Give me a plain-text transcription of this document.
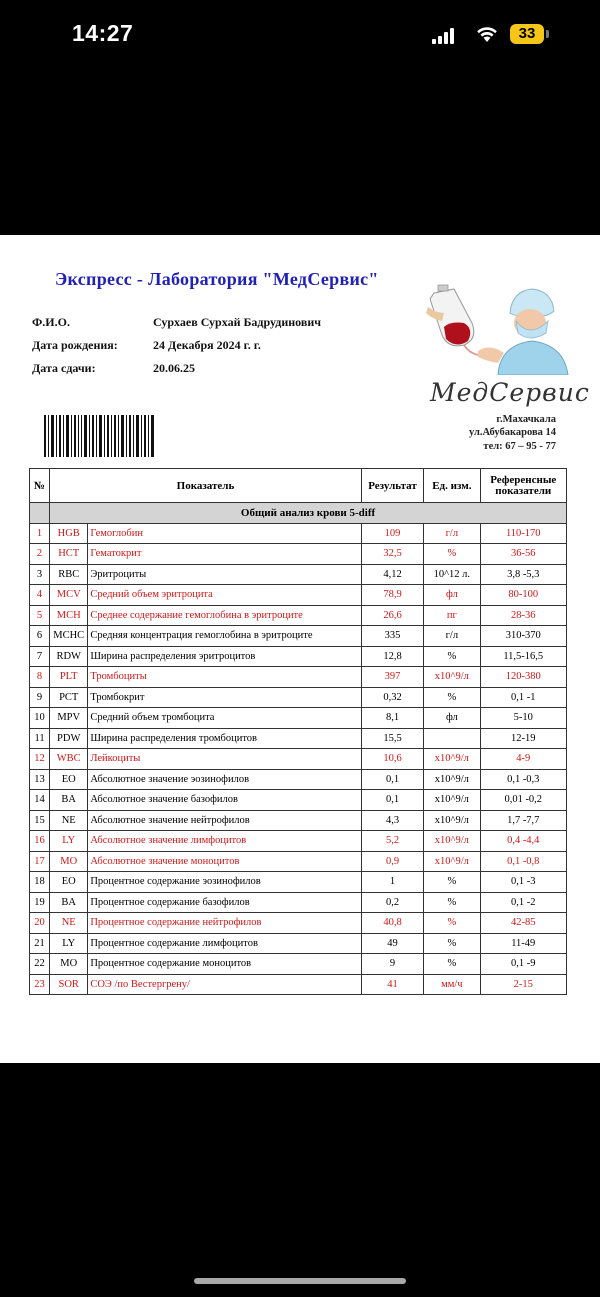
14:27	33
Экспресс - Лаборатория "МедСервис"
Ф.И.О.	Сурхаев Сурхай Бадрудинович
Дата рождения:	24 Декабря 2024 г. г.
Дата сдачи:	20.06.25
МедСервис
г.Махачкала
ул.Абубакарова 14
тел: 67 – 95 - 77
№	Показатель		Результат	Ед. изм.	Референсные
показатели

	Общий анализ крови 5-diff				
1	HGB	Гемоглобин	109	г/л	110-170
2	HCT	Гематокрит	32,5	%	36-56
3	RBC	Эритроциты	4,12	10^12 л.	3,8 -5,3
4	MCV	Средний объем эритроцита	78,9	фл	80-100
5	MCH	Среднее содержание гемоглобина в эритроците	26,6	пг	28-36
6	MCHC	Средняя концентрация гемоглобина в эритроците	335	г/л	310-370
7	RDW	Ширина распределения эритроцитов	12,8	%	11,5-16,5
8	PLT	Тромбоциты	397	x10^9/л	120-380
9	PCT	Тромбокрит	0,32	%	0,1 -1
10	MPV	Средний объем тромбоцита	8,1	фл	5-10
11	PDW	Ширина распределения тромбоцитов	15,5		12-19
12	WBC	Лейкоциты	10,6	x10^9/л	4-9
13	EO	Абсолютное значение эозинофилов	0,1	x10^9/л	0,1 -0,3
14	BA	Абсолютное значение базофилов	0,1	x10^9/л	0,01 -0,2
15	NE	Абсолютное значение нейтрофилов	4,3	x10^9/л	1,7 -7,7
16	LY	Абсолютное значение лимфоцитов	5,2	x10^9/л	0,4 -4,4
17	MO	Абсолютное значение моноцитов	0,9	x10^9/л	0,1 -0,8
18	EO	Процентное содержание эозинофилов	1	%	0,1 -3
19	BA	Процентное содержание базофилов	0,2	%	0,1 -2
20	NE	Процентное содержание нейтрофилов	40,8	%	42-85
21	LY	Процентное содержание лимфоцитов	49	%	11-49
22	MO	Процентное содержание моноцитов	9	%	0,1 -9
23	SOR	СОЭ /по Вестергрену/	41	мм/ч	2-15
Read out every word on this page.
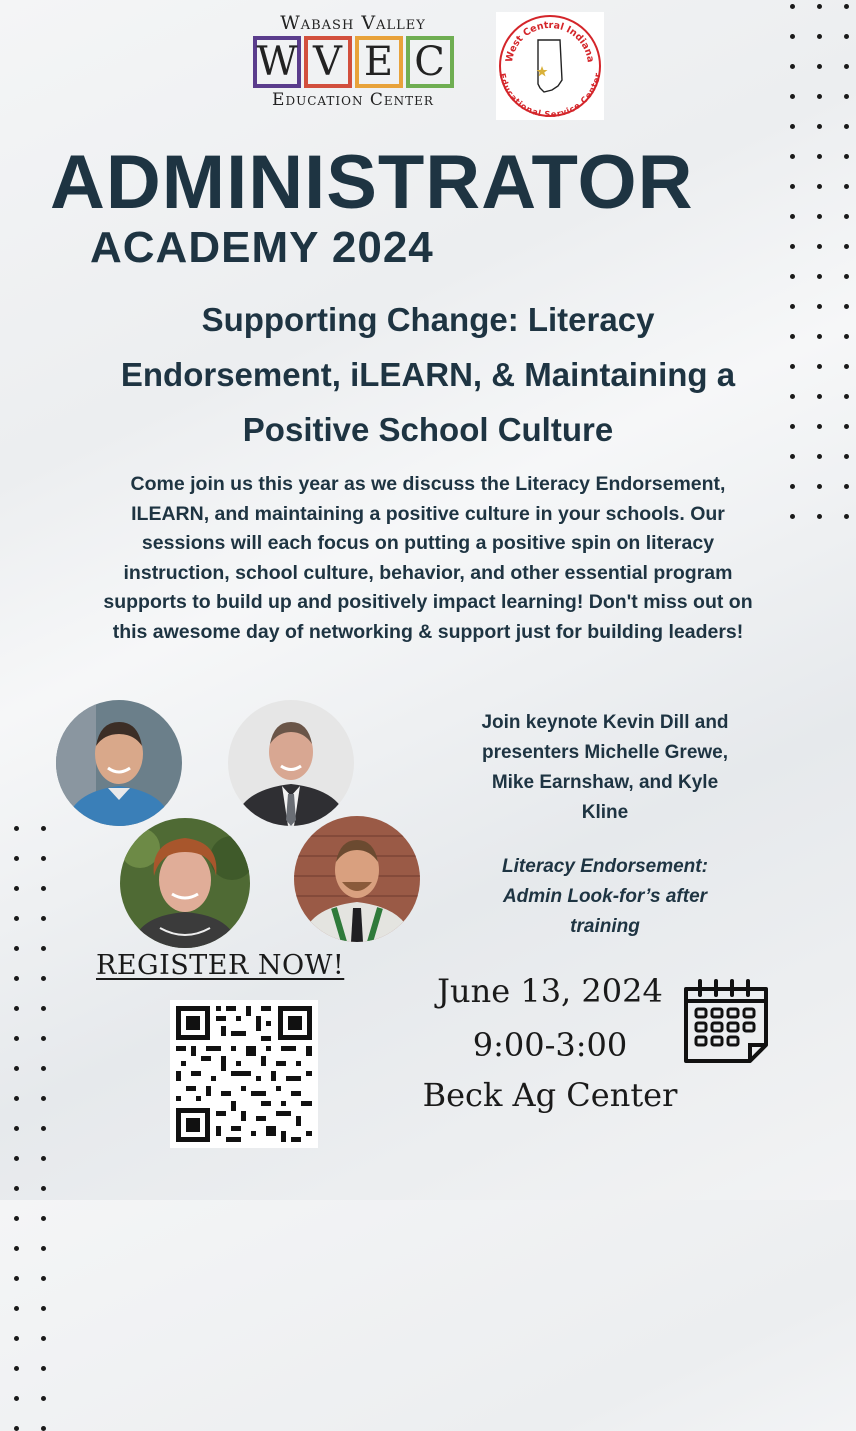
Wabash Valley
W V E C
Education Center
West Central Indiana
Educational Service Center
ADMINISTRATOR
ACADEMY 2024
Supporting Change: Literacy
Endorsement, iLEARN, & Maintaining a
Positive School Culture
Come join us this year as we discuss the Literacy Endorsement,
ILEARN, and maintaining a positive culture in your schools. Our
sessions will each focus on putting a positive spin on literacy
instruction, school culture, behavior, and other essential program
supports to build up and positively impact learning! Don't miss out on
this awesome day of networking & support just for building leaders!
Join keynote Kevin Dill and
presenters Michelle Grewe,
Mike Earnshaw, and Kyle
Kline
Literacy Endorsement:
Admin Look-for’s after
training
REGISTER NOW!
June 13, 2024
9:00-3:00
Beck Ag Center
++++++
▶ WRITTEN PROBLEM
Exactly reproduce the entries above, minus the pictures.

▶ EXERCISE SOLUTION
Give me a plain-text transcription of this document.
14:27	33
Экспресс - Лаборатория "МедСервис"
Ф.И.О.	Сурхаев Сурхай Бадрудинович
Дата рождения:	24 Декабря 2024 г. г.
Дата сдачи:	20.06.25
МедСервис
г.Махачкала
ул.Абубакарова 14
тел: 67 – 95 - 77
№	Показатель		Результат	Ед. изм.	Референсные
показатели

	Общий анализ крови 5-diff				
1	HGB	Гемоглобин	109	г/л	110-170
2	HCT	Гематокрит	32,5	%	36-56
3	RBC	Эритроциты	4,12	10^12 л.	3,8 -5,3
4	MCV	Средний объем эритроцита	78,9	фл	80-100
5	MCH	Среднее содержание гемоглобина в эритроците	26,6	пг	28-36
6	MCHC	Средняя концентрация гемоглобина в эритроците	335	г/л	310-370
7	RDW	Ширина распределения эритроцитов	12,8	%	11,5-16,5
8	PLT	Тромбоциты	397	x10^9/л	120-380
9	PCT	Тромбокрит	0,32	%	0,1 -1
10	MPV	Средний объем тромбоцита	8,1	фл	5-10
11	PDW	Ширина распределения тромбоцитов	15,5		12-19
12	WBC	Лейкоциты	10,6	x10^9/л	4-9
13	EO	Абсолютное значение эозинофилов	0,1	x10^9/л	0,1 -0,3
14	BA	Абсолютное значение базофилов	0,1	x10^9/л	0,01 -0,2
15	NE	Абсолютное значение нейтрофилов	4,3	x10^9/л	1,7 -7,7
16	LY	Абсолютное значение лимфоцитов	5,2	x10^9/л	0,4 -4,4
17	MO	Абсолютное значение моноцитов	0,9	x10^9/л	0,1 -0,8
18	EO	Процентное содержание эозинофилов	1	%	0,1 -3
19	BA	Процентное содержание базофилов	0,2	%	0,1 -2
20	NE	Процентное содержание нейтрофилов	40,8	%	42-85
21	LY	Процентное содержание лимфоцитов	49	%	11-49
22	MO	Процентное содержание моноцитов	9	%	0,1 -9
23	SOR	СОЭ /по Вестергрену/	41	мм/ч	2-15
Read out every word on this page.
Wabash Valley
W V E C
Education Center
West Central Indiana
Educational Service Center
ADMINISTRATOR
ACADEMY 2024
Supporting Change: Literacy
Endorsement, iLEARN, & Maintaining a
Positive School Culture
Come join us this year as we discuss the Literacy Endorsement,
ILEARN, and maintaining a positive culture in your schools. Our
sessions will each focus on putting a positive spin on literacy
instruction, school culture, behavior, and other essential program
supports to build up and positively impact learning! Don't miss out on
this awesome day of networking & support just for building leaders!
Join keynote Kevin Dill and
presenters Michelle Grewe,
Mike Earnshaw, and Kyle
Kline
Literacy Endorsement:
Admin Look-for’s after
training
REGISTER NOW!
June 13, 2024
9:00-3:00
Beck Ag Center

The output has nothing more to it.